**Brief:** Look through the records below and collect all lines that hold the string "fine".

** START Material provided **

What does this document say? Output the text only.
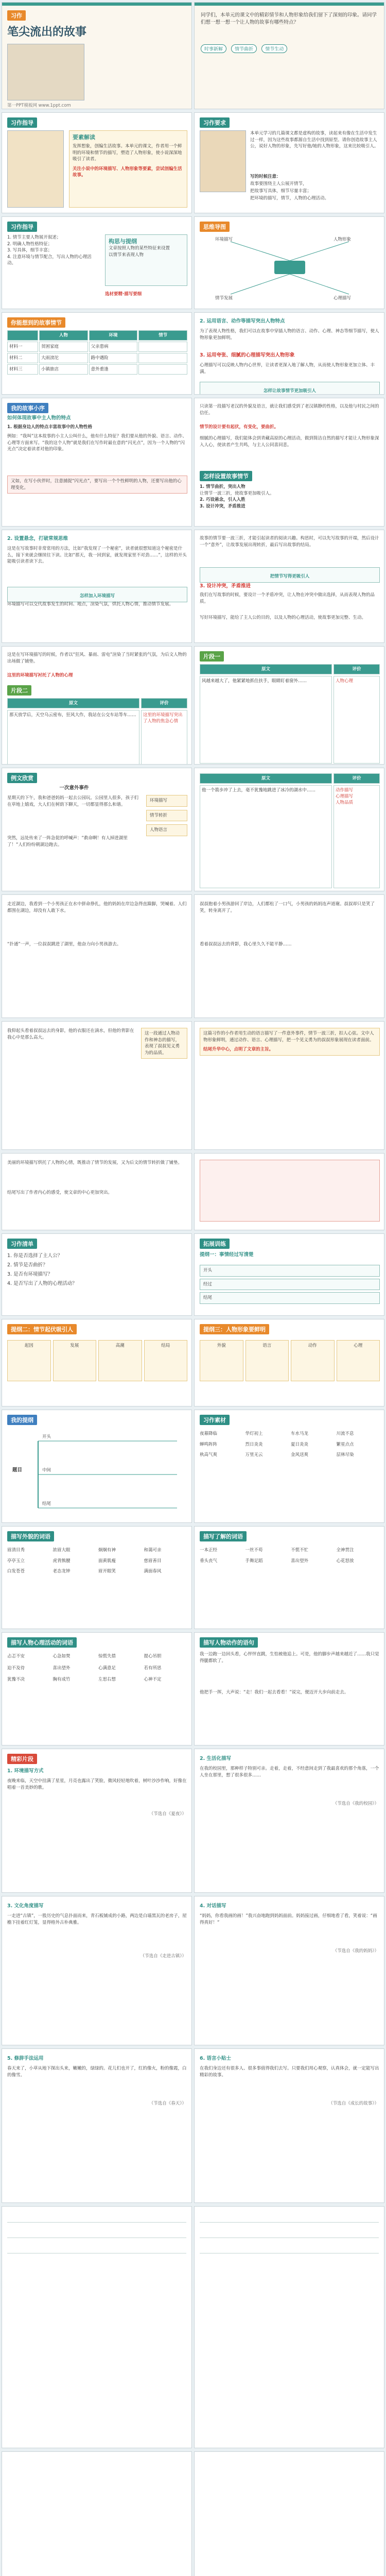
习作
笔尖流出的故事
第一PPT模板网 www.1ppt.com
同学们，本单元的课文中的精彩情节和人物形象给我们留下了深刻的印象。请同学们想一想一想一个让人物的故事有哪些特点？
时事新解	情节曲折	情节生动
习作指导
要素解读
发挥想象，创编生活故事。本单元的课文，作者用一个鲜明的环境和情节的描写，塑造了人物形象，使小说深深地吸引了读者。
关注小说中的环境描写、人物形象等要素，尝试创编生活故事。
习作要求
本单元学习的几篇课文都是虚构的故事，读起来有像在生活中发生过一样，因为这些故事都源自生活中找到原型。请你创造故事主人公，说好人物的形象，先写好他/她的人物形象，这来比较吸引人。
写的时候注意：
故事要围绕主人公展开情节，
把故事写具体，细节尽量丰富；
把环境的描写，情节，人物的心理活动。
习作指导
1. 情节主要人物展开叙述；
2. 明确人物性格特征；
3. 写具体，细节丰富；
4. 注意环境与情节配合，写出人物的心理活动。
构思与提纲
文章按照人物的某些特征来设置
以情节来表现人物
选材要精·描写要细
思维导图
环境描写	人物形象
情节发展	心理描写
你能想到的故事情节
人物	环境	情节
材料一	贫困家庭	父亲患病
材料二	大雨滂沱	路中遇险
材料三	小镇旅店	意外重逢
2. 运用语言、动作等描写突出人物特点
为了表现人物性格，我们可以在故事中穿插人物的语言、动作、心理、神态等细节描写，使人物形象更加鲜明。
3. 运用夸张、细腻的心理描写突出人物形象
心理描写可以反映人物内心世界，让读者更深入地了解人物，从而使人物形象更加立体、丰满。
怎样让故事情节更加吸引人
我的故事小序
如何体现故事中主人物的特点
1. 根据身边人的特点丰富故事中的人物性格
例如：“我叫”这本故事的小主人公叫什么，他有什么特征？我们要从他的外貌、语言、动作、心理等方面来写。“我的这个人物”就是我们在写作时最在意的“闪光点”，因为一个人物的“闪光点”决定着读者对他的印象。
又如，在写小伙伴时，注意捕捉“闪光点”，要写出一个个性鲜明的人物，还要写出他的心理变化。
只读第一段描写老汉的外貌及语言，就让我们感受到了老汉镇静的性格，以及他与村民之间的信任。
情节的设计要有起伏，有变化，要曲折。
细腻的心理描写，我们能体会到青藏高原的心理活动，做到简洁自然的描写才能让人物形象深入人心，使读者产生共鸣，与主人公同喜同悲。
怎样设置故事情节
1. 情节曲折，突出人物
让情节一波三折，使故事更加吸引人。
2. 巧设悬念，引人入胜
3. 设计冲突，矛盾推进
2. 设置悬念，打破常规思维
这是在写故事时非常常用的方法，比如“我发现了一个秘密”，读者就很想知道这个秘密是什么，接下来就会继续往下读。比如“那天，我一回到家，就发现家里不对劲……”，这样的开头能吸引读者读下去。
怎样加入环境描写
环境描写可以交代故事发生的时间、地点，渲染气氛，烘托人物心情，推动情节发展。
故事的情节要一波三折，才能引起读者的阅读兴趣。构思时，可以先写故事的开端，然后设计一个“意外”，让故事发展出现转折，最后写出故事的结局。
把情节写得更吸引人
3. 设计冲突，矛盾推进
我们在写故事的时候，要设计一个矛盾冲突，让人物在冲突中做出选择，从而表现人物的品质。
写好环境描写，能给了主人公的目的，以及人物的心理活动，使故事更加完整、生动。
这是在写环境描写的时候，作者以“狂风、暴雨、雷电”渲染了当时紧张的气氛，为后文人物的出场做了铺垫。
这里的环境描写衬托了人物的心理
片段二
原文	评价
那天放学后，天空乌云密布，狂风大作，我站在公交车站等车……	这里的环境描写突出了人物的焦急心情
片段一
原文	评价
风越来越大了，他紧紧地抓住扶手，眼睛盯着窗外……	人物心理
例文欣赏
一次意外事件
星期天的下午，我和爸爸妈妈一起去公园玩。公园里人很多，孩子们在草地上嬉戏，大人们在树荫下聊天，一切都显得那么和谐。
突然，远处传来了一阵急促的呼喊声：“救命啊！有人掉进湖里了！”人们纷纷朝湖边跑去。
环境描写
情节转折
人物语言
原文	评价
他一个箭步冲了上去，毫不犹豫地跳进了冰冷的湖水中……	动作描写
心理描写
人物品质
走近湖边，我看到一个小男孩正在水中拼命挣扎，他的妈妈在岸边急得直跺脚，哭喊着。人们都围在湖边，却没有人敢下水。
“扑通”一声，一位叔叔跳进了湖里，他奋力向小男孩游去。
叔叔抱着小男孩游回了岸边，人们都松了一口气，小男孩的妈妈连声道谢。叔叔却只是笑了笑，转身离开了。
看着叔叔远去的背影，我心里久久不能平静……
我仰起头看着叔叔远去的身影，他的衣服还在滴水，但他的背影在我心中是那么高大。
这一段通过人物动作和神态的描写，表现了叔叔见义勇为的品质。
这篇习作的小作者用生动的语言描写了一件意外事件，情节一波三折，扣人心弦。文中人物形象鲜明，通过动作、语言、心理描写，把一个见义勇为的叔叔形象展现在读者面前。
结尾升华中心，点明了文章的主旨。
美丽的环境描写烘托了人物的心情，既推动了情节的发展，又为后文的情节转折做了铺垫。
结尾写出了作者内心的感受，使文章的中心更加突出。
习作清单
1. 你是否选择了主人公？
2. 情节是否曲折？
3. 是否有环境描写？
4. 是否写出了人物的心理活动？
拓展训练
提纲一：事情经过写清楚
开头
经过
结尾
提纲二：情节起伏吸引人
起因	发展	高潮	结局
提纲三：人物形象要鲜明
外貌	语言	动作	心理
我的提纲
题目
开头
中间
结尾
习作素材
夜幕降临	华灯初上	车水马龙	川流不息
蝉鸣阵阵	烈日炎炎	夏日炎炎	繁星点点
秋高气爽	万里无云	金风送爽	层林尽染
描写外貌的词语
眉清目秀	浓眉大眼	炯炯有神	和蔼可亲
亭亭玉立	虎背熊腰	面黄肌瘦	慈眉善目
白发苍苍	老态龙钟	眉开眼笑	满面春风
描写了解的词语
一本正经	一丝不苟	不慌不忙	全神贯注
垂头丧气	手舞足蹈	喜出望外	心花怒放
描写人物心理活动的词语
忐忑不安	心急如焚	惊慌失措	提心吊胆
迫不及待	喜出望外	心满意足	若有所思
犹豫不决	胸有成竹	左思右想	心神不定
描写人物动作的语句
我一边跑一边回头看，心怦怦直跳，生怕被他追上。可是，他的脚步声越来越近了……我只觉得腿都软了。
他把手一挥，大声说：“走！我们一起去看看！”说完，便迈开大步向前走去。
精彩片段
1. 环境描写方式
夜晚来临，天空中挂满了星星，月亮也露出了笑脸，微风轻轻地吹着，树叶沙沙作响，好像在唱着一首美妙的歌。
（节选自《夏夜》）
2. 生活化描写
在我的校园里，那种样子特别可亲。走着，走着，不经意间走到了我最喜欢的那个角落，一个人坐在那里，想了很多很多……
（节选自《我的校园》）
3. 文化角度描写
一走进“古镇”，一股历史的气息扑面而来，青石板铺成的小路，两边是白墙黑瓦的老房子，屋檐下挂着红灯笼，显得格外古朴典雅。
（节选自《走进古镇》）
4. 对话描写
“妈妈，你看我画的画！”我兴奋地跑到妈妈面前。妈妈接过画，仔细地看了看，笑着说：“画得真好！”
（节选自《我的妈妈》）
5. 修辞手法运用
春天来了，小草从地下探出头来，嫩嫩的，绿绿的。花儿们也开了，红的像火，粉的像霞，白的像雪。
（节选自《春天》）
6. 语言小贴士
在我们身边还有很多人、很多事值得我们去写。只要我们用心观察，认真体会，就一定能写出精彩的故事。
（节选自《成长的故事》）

** END Material provided **
** START Material provided **

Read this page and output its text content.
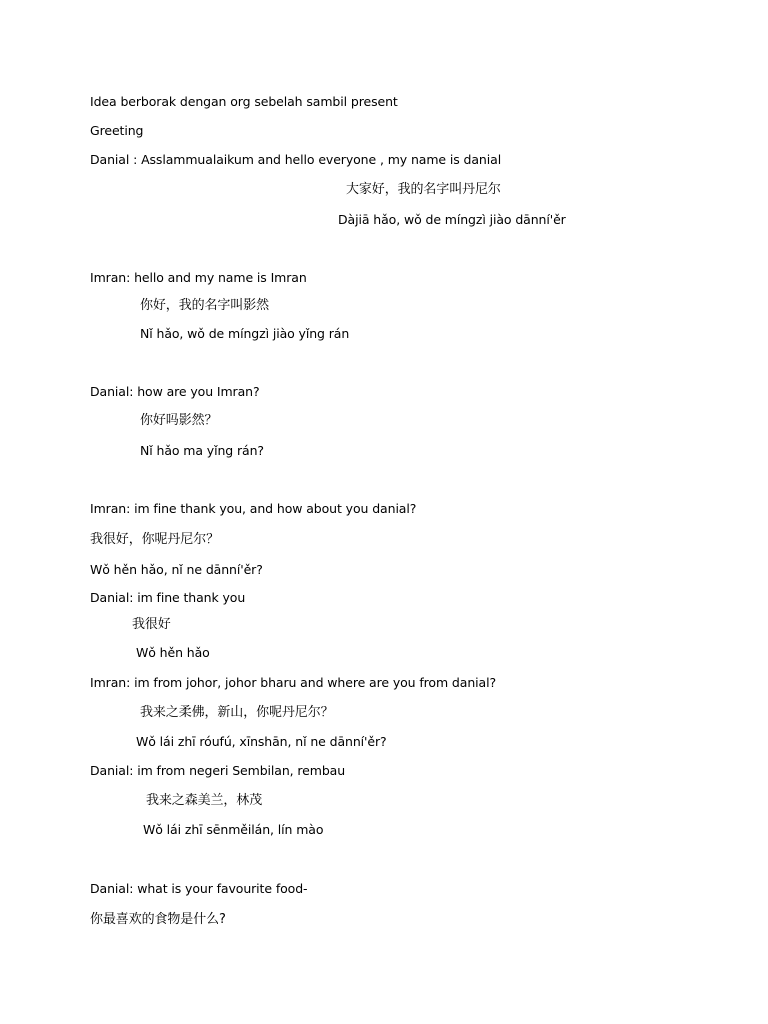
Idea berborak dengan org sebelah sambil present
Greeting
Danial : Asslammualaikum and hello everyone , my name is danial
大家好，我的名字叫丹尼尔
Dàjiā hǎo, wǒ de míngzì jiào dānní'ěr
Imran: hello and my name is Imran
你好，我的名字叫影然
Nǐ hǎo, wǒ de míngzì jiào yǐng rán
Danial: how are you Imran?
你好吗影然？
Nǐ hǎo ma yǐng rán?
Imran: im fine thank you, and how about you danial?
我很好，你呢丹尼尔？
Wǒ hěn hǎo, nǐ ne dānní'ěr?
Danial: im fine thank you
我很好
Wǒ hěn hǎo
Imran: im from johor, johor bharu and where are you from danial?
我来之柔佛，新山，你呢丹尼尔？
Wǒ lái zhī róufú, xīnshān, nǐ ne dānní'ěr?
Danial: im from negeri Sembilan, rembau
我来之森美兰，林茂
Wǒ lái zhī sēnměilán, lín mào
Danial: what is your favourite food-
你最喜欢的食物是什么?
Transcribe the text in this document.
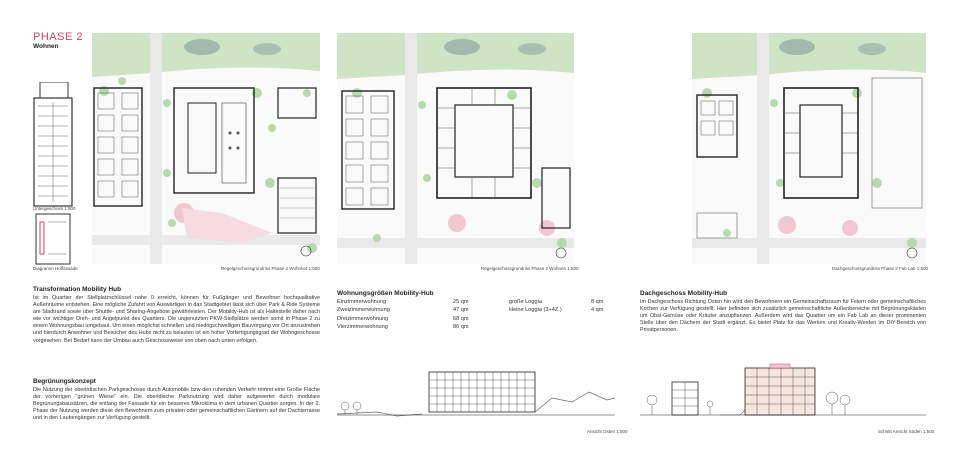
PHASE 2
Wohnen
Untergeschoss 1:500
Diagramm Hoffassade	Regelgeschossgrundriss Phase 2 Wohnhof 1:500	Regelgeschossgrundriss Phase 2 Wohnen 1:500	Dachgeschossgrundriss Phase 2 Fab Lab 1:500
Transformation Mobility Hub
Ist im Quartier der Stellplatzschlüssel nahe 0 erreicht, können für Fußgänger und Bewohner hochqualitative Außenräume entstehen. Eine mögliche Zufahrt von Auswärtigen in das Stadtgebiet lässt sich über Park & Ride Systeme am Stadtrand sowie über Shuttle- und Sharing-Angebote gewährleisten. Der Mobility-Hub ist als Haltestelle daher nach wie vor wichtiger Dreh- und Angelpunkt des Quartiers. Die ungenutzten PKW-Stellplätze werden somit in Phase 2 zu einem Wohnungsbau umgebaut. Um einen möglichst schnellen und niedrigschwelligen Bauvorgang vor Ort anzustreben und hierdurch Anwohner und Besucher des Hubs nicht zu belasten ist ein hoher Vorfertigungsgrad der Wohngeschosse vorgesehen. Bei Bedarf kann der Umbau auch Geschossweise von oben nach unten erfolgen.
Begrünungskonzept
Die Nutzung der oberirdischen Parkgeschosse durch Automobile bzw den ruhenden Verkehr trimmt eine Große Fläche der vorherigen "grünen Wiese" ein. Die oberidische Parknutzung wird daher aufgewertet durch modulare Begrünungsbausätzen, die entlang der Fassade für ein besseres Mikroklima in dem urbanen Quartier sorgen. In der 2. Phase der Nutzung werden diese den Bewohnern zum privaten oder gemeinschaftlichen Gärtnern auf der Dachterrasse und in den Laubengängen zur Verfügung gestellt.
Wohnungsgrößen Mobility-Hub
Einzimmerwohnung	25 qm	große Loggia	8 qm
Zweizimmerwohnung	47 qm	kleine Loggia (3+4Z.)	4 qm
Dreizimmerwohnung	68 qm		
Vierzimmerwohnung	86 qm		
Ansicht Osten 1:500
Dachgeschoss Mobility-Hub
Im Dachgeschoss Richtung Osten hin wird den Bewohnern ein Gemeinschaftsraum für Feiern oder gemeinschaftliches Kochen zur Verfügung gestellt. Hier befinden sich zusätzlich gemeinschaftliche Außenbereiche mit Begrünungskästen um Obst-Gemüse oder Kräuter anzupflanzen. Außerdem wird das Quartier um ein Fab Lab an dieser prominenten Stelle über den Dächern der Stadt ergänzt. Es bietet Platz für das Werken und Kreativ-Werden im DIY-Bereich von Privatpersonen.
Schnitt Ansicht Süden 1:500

** END Material provided **

**Expected output:**
Imran: im fine thank you, and how about you danial?
Danial: im fine thank you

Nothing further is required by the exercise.